STORED RECORDS:
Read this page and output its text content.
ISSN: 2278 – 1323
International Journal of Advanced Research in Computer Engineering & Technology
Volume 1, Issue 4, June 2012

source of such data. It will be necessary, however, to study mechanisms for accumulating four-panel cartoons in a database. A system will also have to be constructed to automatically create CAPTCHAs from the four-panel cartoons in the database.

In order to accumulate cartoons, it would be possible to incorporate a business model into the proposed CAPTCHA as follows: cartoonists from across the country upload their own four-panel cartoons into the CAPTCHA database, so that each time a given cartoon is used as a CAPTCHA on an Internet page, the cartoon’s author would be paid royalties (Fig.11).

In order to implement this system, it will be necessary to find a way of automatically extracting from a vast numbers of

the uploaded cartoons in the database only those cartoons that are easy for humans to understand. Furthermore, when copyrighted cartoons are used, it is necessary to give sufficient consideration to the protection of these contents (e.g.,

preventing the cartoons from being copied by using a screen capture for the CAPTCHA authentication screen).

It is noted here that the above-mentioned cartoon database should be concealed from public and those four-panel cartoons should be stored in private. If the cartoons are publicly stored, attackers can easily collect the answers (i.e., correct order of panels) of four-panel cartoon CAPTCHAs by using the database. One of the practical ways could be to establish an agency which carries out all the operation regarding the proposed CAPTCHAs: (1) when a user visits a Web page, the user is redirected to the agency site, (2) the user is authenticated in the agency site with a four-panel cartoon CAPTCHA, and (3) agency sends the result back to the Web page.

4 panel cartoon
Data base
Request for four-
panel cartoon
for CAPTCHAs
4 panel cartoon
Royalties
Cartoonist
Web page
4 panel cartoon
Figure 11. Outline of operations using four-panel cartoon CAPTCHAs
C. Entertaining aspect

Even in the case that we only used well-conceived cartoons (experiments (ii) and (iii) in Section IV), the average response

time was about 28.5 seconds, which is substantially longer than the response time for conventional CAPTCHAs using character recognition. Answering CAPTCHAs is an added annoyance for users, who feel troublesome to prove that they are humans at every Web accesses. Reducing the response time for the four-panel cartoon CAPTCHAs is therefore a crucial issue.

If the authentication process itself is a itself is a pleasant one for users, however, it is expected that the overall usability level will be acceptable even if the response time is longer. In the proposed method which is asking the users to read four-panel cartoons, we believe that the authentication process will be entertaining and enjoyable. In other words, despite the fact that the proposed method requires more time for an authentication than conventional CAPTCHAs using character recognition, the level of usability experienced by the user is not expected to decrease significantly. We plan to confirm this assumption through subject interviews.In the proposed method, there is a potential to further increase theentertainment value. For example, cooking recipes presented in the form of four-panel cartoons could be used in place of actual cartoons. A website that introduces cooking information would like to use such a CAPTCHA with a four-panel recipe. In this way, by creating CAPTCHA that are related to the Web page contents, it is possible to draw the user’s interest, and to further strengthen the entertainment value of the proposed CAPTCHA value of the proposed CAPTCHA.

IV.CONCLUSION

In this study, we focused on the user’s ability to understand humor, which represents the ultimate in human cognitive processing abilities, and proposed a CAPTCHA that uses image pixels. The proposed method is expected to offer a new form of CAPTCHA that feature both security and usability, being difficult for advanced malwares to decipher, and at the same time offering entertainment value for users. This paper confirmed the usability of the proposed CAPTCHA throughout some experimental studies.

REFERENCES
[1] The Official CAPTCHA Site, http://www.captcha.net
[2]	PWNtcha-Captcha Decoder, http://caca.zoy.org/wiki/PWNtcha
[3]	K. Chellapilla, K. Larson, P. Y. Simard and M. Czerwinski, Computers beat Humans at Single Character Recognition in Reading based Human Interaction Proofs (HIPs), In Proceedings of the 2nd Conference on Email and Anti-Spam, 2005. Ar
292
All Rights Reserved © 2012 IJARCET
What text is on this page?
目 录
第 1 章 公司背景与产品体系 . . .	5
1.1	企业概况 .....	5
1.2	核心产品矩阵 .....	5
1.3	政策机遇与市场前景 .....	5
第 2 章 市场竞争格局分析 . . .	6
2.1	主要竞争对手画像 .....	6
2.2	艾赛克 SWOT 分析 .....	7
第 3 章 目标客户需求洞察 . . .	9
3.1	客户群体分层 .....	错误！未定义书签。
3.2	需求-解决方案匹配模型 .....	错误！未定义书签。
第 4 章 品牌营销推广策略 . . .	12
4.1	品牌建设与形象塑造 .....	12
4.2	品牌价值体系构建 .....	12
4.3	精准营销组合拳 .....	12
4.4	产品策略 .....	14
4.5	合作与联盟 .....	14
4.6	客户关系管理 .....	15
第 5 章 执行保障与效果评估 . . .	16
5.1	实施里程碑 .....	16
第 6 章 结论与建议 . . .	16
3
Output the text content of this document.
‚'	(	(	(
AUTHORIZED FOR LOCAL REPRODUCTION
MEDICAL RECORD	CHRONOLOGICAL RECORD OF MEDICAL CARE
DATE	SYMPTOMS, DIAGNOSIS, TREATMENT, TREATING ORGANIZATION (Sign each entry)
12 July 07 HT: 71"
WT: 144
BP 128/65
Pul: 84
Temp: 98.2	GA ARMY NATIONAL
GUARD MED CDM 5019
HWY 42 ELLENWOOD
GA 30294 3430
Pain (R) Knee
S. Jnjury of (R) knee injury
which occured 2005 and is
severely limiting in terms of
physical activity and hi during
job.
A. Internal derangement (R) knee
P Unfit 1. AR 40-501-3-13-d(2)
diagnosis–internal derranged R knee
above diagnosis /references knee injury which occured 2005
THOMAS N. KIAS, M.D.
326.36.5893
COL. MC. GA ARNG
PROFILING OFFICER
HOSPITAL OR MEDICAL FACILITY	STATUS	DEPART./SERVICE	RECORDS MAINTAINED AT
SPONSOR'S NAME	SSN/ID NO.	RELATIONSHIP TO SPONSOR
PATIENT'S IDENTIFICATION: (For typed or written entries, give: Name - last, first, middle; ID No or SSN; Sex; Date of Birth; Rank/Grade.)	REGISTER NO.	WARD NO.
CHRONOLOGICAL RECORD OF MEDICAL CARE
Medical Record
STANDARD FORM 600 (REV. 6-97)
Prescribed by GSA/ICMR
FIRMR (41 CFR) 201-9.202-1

WHAT TO DO:
Transcribe all the entries, keeping each one exactly as it is.

RESPONSE TO THE TASK:
Read this page and output its text content.
ISSN: 2278 – 1323
International Journal of Advanced Research in Computer Engineering & Technology
Volume 1, Issue 4, June 2012

source of such data. It will be necessary, however, to study mechanisms for accumulating four-panel cartoons in a database. A system will also have to be constructed to automatically create CAPTCHAs from the four-panel cartoons in the database.

In order to accumulate cartoons, it would be possible to incorporate a business model into the proposed CAPTCHA as follows: cartoonists from across the country upload their own four-panel cartoons into the CAPTCHA database, so that each time a given cartoon is used as a CAPTCHA on an Internet page, the cartoon’s author would be paid royalties (Fig.11).

In order to implement this system, it will be necessary to find a way of automatically extracting from a vast numbers of

the uploaded cartoons in the database only those cartoons that are easy for humans to understand. Furthermore, when copyrighted cartoons are used, it is necessary to give sufficient consideration to the protection of these contents (e.g.,

preventing the cartoons from being copied by using a screen capture for the CAPTCHA authentication screen).

It is noted here that the above-mentioned cartoon database should be concealed from public and those four-panel cartoons should be stored in private. If the cartoons are publicly stored, attackers can easily collect the answers (i.e., correct order of panels) of four-panel cartoon CAPTCHAs by using the database. One of the practical ways could be to establish an agency which carries out all the operation regarding the proposed CAPTCHAs: (1) when a user visits a Web page, the user is redirected to the agency site, (2) the user is authenticated in the agency site with a four-panel cartoon CAPTCHA, and (3) agency sends the result back to the Web page.

4 panel cartoon
Data base
Request for four-
panel cartoon
for CAPTCHAs
4 panel cartoon
Royalties
Cartoonist
Web page
4 panel cartoon
Figure 11. Outline of operations using four-panel cartoon CAPTCHAs
C. Entertaining aspect

Even in the case that we only used well-conceived cartoons (experiments (ii) and (iii) in Section IV), the average response

time was about 28.5 seconds, which is substantially longer than the response time for conventional CAPTCHAs using character recognition. Answering CAPTCHAs is an added annoyance for users, who feel troublesome to prove that they are humans at every Web accesses. Reducing the response time for the four-panel cartoon CAPTCHAs is therefore a crucial issue.

If the authentication process itself is a itself is a pleasant one for users, however, it is expected that the overall usability level will be acceptable even if the response time is longer. In the proposed method which is asking the users to read four-panel cartoons, we believe that the authentication process will be entertaining and enjoyable. In other words, despite the fact that the proposed method requires more time for an authentication than conventional CAPTCHAs using character recognition, the level of usability experienced by the user is not expected to decrease significantly. We plan to confirm this assumption through subject interviews.In the proposed method, there is a potential to further increase theentertainment value. For example, cooking recipes presented in the form of four-panel cartoons could be used in place of actual cartoons. A website that introduces cooking information would like to use such a CAPTCHA with a four-panel recipe. In this way, by creating CAPTCHA that are related to the Web page contents, it is possible to draw the user’s interest, and to further strengthen the entertainment value of the proposed CAPTCHA value of the proposed CAPTCHA.

IV.CONCLUSION

In this study, we focused on the user’s ability to understand humor, which represents the ultimate in human cognitive processing abilities, and proposed a CAPTCHA that uses image pixels. The proposed method is expected to offer a new form of CAPTCHA that feature both security and usability, being difficult for advanced malwares to decipher, and at the same time offering entertainment value for users. This paper confirmed the usability of the proposed CAPTCHA throughout some experimental studies.

REFERENCES
[1] The Official CAPTCHA Site, http://www.captcha.net
[2]	PWNtcha-Captcha Decoder, http://caca.zoy.org/wiki/PWNtcha
[3]	K. Chellapilla, K. Larson, P. Y. Simard and M. Czerwinski, Computers beat Humans at Single Character Recognition in Reading based Human Interaction Proofs (HIPs), In Proceedings of the 2nd Conference on Email and Anti-Spam, 2005. Ar
292
All Rights Reserved © 2012 IJARCET
What text is on this page?
目 录
第 1 章 公司背景与产品体系 . . .	5
1.1	企业概况 .....	5
1.2	核心产品矩阵 .....	5
1.3	政策机遇与市场前景 .....	5
第 2 章 市场竞争格局分析 . . .	6
2.1	主要竞争对手画像 .....	6
2.2	艾赛克 SWOT 分析 .....	7
第 3 章 目标客户需求洞察 . . .	9
3.1	客户群体分层 .....	错误！未定义书签。
3.2	需求-解决方案匹配模型 .....	错误！未定义书签。
第 4 章 品牌营销推广策略 . . .	12
4.1	品牌建设与形象塑造 .....	12
4.2	品牌价值体系构建 .....	12
4.3	精准营销组合拳 .....	12
4.4	产品策略 .....	14
4.5	合作与联盟 .....	14
4.6	客户关系管理 .....	15
第 5 章 执行保障与效果评估 . . .	16
5.1	实施里程碑 .....	16
第 6 章 结论与建议 . . .	16
3
Output the text content of this document.
‚'	(	(	(
AUTHORIZED FOR LOCAL REPRODUCTION
MEDICAL RECORD	CHRONOLOGICAL RECORD OF MEDICAL CARE
DATE	SYMPTOMS, DIAGNOSIS, TREATMENT, TREATING ORGANIZATION (Sign each entry)
12 July 07 HT: 71"
WT: 144
BP 128/65
Pul: 84
Temp: 98.2	GA ARMY NATIONAL
GUARD MED CDM 5019
HWY 42 ELLENWOOD
GA 30294 3430
Pain (R) Knee
S. Jnjury of (R) knee injury
which occured 2005 and is
severely limiting in terms of
physical activity and hi during
job.
A. Internal derangement (R) knee
P Unfit 1. AR 40-501-3-13-d(2)
diagnosis–internal derranged R knee
above diagnosis /references knee injury which occured 2005
THOMAS N. KIAS, M.D.
326.36.5893
COL. MC. GA ARNG
PROFILING OFFICER
HOSPITAL OR MEDICAL FACILITY	STATUS	DEPART./SERVICE	RECORDS MAINTAINED AT
SPONSOR'S NAME	SSN/ID NO.	RELATIONSHIP TO SPONSOR
PATIENT'S IDENTIFICATION: (For typed or written entries, give: Name - last, first, middle; ID No or SSN; Sex; Date of Birth; Rank/Grade.)	REGISTER NO.	WARD NO.
CHRONOLOGICAL RECORD OF MEDICAL CARE
Medical Record
STANDARD FORM 600 (REV. 6-97)
Prescribed by GSA/ICMR
FIRMR (41 CFR) 201-9.202-1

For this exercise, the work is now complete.